(DIRECTIONS FOR THIS TASK)
Copy every line, leaving nothing out and adding nothing.

(Data extracted from a collection)
- - -

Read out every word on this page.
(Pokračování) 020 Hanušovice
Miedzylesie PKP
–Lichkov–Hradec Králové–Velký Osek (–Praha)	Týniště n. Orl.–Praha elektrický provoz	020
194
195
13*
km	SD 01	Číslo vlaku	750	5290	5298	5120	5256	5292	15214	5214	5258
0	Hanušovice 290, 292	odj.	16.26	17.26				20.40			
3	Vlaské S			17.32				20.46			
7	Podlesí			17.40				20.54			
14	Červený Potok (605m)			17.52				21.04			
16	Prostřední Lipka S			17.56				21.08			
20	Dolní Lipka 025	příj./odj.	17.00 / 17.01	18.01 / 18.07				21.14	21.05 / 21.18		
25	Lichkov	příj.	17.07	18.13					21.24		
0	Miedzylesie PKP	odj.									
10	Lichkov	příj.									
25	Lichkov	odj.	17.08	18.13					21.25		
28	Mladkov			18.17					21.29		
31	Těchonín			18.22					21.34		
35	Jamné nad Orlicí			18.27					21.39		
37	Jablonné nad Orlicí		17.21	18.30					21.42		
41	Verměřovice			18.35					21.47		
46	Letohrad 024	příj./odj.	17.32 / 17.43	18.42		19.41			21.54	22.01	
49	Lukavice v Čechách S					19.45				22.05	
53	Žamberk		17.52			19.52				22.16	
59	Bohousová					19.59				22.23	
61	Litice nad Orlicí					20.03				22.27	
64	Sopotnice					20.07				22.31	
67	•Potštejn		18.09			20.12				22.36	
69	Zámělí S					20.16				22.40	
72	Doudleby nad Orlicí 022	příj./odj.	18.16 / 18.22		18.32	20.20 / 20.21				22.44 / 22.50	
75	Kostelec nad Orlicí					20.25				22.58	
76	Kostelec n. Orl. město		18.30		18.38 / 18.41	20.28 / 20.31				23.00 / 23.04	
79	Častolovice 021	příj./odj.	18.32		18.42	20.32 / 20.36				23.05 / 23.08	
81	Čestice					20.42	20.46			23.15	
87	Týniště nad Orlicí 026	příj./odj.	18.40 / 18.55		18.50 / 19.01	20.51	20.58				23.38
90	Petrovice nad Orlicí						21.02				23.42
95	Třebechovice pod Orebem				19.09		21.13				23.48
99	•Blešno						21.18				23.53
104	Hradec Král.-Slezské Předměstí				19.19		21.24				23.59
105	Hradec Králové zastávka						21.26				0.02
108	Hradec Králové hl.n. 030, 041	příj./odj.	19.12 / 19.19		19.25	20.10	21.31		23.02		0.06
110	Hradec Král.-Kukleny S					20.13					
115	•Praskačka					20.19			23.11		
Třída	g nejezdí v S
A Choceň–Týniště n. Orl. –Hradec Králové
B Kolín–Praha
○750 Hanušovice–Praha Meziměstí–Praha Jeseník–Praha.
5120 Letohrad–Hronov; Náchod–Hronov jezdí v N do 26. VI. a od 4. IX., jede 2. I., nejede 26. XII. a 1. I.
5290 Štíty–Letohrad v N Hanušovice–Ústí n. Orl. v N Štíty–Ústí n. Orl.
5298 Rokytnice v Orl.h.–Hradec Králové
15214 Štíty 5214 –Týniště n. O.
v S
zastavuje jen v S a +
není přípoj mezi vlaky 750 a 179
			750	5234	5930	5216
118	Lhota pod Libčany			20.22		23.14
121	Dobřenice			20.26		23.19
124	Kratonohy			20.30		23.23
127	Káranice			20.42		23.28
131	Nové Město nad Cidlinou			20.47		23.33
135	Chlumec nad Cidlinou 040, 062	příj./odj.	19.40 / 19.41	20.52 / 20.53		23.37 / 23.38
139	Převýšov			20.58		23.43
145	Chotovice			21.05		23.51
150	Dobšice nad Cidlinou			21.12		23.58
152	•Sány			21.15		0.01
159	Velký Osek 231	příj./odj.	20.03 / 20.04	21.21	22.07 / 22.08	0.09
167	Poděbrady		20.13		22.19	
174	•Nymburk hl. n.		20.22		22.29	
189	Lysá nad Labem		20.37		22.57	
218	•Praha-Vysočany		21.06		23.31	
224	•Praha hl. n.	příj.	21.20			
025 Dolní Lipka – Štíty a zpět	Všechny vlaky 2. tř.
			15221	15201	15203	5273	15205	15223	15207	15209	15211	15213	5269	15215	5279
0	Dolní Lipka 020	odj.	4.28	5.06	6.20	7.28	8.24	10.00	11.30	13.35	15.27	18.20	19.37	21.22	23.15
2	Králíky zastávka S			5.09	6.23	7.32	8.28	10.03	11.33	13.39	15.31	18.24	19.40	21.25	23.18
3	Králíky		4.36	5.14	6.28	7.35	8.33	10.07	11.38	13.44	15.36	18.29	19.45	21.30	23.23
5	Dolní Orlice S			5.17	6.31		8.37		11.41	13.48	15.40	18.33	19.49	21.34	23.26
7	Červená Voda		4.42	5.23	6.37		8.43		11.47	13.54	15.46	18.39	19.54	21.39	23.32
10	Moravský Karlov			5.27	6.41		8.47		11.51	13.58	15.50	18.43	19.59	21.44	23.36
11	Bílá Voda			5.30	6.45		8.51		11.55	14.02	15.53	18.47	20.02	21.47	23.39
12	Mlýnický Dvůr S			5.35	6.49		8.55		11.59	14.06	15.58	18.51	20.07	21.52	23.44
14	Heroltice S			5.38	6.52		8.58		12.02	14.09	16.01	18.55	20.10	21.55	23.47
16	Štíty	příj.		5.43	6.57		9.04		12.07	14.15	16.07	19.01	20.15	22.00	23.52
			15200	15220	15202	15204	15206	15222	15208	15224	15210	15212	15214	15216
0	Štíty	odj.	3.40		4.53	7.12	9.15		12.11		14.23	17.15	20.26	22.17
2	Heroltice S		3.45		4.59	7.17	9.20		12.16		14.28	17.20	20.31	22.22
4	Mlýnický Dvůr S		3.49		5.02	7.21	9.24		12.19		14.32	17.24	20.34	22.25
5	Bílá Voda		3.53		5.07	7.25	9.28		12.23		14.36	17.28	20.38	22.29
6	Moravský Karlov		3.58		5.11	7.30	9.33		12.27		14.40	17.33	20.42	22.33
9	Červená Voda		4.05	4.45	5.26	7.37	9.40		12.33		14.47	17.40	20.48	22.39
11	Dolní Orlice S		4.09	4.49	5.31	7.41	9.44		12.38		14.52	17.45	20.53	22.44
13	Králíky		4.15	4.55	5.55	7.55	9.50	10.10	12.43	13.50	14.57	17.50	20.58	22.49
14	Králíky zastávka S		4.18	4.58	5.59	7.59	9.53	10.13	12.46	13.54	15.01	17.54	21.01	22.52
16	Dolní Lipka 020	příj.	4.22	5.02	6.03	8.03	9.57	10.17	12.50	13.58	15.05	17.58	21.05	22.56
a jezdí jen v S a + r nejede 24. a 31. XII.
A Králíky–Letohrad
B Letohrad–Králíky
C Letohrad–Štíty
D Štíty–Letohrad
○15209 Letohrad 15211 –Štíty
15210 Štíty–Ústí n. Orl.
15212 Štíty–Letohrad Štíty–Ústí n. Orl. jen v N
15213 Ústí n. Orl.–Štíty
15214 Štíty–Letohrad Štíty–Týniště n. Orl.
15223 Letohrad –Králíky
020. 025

- - -

(REPLY)
Read out every word on this page.
(Pokračování) 020 Hanušovice
Miedzylesie PKP
–Lichkov–Hradec Králové–Velký Osek (–Praha)	Týniště n. Orl.–Praha elektrický provoz	020
194
195
13*
km	SD 01	Číslo vlaku	750	5290	5298	5120	5256	5292	15214	5214	5258
0	Hanušovice 290, 292	odj.	16.26	17.26				20.40			
3	Vlaské S			17.32				20.46			
7	Podlesí			17.40				20.54			
14	Červený Potok (605m)			17.52				21.04			
16	Prostřední Lipka S			17.56				21.08			
20	Dolní Lipka 025	příj./odj.	17.00 / 17.01	18.01 / 18.07				21.14	21.05 / 21.18		
25	Lichkov	příj.	17.07	18.13					21.24		
0	Miedzylesie PKP	odj.									
10	Lichkov	příj.									
25	Lichkov	odj.	17.08	18.13					21.25		
28	Mladkov			18.17					21.29		
31	Těchonín			18.22					21.34		
35	Jamné nad Orlicí			18.27					21.39		
37	Jablonné nad Orlicí		17.21	18.30					21.42		
41	Verměřovice			18.35					21.47		
46	Letohrad 024	příj./odj.	17.32 / 17.43	18.42		19.41			21.54	22.01	
49	Lukavice v Čechách S					19.45				22.05	
53	Žamberk		17.52			19.52				22.16	
59	Bohousová					19.59				22.23	
61	Litice nad Orlicí					20.03				22.27	
64	Sopotnice					20.07				22.31	
67	•Potštejn		18.09			20.12				22.36	
69	Zámělí S					20.16				22.40	
72	Doudleby nad Orlicí 022	příj./odj.	18.16 / 18.22		18.32	20.20 / 20.21				22.44 / 22.50	
75	Kostelec nad Orlicí					20.25				22.58	
76	Kostelec n. Orl. město		18.30		18.38 / 18.41	20.28 / 20.31				23.00 / 23.04	
79	Častolovice 021	příj./odj.	18.32		18.42	20.32 / 20.36				23.05 / 23.08	
81	Čestice					20.42	20.46			23.15	
87	Týniště nad Orlicí 026	příj./odj.	18.40 / 18.55		18.50 / 19.01	20.51	20.58				23.38
90	Petrovice nad Orlicí						21.02				23.42
95	Třebechovice pod Orebem				19.09		21.13				23.48
99	•Blešno						21.18				23.53
104	Hradec Král.-Slezské Předměstí				19.19		21.24				23.59
105	Hradec Králové zastávka						21.26				0.02
108	Hradec Králové hl.n. 030, 041	příj./odj.	19.12 / 19.19		19.25	20.10	21.31		23.02		0.06
110	Hradec Král.-Kukleny S					20.13					
115	•Praskačka					20.19			23.11		
Třída	g nejezdí v S
A Choceň–Týniště n. Orl. –Hradec Králové
B Kolín–Praha
○750 Hanušovice–Praha Meziměstí–Praha Jeseník–Praha.
5120 Letohrad–Hronov; Náchod–Hronov jezdí v N do 26. VI. a od 4. IX., jede 2. I., nejede 26. XII. a 1. I.
5290 Štíty–Letohrad v N Hanušovice–Ústí n. Orl. v N Štíty–Ústí n. Orl.
5298 Rokytnice v Orl.h.–Hradec Králové
15214 Štíty 5214 –Týniště n. O.
v S
zastavuje jen v S a +
není přípoj mezi vlaky 750 a 179
			750	5234	5930	5216
118	Lhota pod Libčany			20.22		23.14
121	Dobřenice			20.26		23.19
124	Kratonohy			20.30		23.23
127	Káranice			20.42		23.28
131	Nové Město nad Cidlinou			20.47		23.33
135	Chlumec nad Cidlinou 040, 062	příj./odj.	19.40 / 19.41	20.52 / 20.53		23.37 / 23.38
139	Převýšov			20.58		23.43
145	Chotovice			21.05		23.51
150	Dobšice nad Cidlinou			21.12		23.58
152	•Sány			21.15		0.01
159	Velký Osek 231	příj./odj.	20.03 / 20.04	21.21	22.07 / 22.08	0.09
167	Poděbrady		20.13		22.19	
174	•Nymburk hl. n.		20.22		22.29	
189	Lysá nad Labem		20.37		22.57	
218	•Praha-Vysočany		21.06		23.31	
224	•Praha hl. n.	příj.	21.20			
025 Dolní Lipka – Štíty a zpět	Všechny vlaky 2. tř.
			15221	15201	15203	5273	15205	15223	15207	15209	15211	15213	5269	15215	5279
0	Dolní Lipka 020	odj.	4.28	5.06	6.20	7.28	8.24	10.00	11.30	13.35	15.27	18.20	19.37	21.22	23.15
2	Králíky zastávka S			5.09	6.23	7.32	8.28	10.03	11.33	13.39	15.31	18.24	19.40	21.25	23.18
3	Králíky		4.36	5.14	6.28	7.35	8.33	10.07	11.38	13.44	15.36	18.29	19.45	21.30	23.23
5	Dolní Orlice S			5.17	6.31		8.37		11.41	13.48	15.40	18.33	19.49	21.34	23.26
7	Červená Voda		4.42	5.23	6.37		8.43		11.47	13.54	15.46	18.39	19.54	21.39	23.32
10	Moravský Karlov			5.27	6.41		8.47		11.51	13.58	15.50	18.43	19.59	21.44	23.36
11	Bílá Voda			5.30	6.45		8.51		11.55	14.02	15.53	18.47	20.02	21.47	23.39
12	Mlýnický Dvůr S			5.35	6.49		8.55		11.59	14.06	15.58	18.51	20.07	21.52	23.44
14	Heroltice S			5.38	6.52		8.58		12.02	14.09	16.01	18.55	20.10	21.55	23.47
16	Štíty	příj.		5.43	6.57		9.04		12.07	14.15	16.07	19.01	20.15	22.00	23.52
			15200	15220	15202	15204	15206	15222	15208	15224	15210	15212	15214	15216
0	Štíty	odj.	3.40		4.53	7.12	9.15		12.11		14.23	17.15	20.26	22.17
2	Heroltice S		3.45		4.59	7.17	9.20		12.16		14.28	17.20	20.31	22.22
4	Mlýnický Dvůr S		3.49		5.02	7.21	9.24		12.19		14.32	17.24	20.34	22.25
5	Bílá Voda		3.53		5.07	7.25	9.28		12.23		14.36	17.28	20.38	22.29
6	Moravský Karlov		3.58		5.11	7.30	9.33		12.27		14.40	17.33	20.42	22.33
9	Červená Voda		4.05	4.45	5.26	7.37	9.40		12.33		14.47	17.40	20.48	22.39
11	Dolní Orlice S		4.09	4.49	5.31	7.41	9.44		12.38		14.52	17.45	20.53	22.44
13	Králíky		4.15	4.55	5.55	7.55	9.50	10.10	12.43	13.50	14.57	17.50	20.58	22.49
14	Králíky zastávka S		4.18	4.58	5.59	7.59	9.53	10.13	12.46	13.54	15.01	17.54	21.01	22.52
16	Dolní Lipka 020	příj.	4.22	5.02	6.03	8.03	9.57	10.17	12.50	13.58	15.05	17.58	21.05	22.56
a jezdí jen v S a + r nejede 24. a 31. XII.
A Králíky–Letohrad
B Letohrad–Králíky
C Letohrad–Štíty
D Štíty–Letohrad
○15209 Letohrad 15211 –Štíty
15210 Štíty–Ústí n. Orl.
15212 Štíty–Letohrad Štíty–Ústí n. Orl. jen v N
15213 Ústí n. Orl.–Štíty
15214 Štíty–Letohrad Štíty–Týniště n. Orl.
15223 Letohrad –Králíky
020. 025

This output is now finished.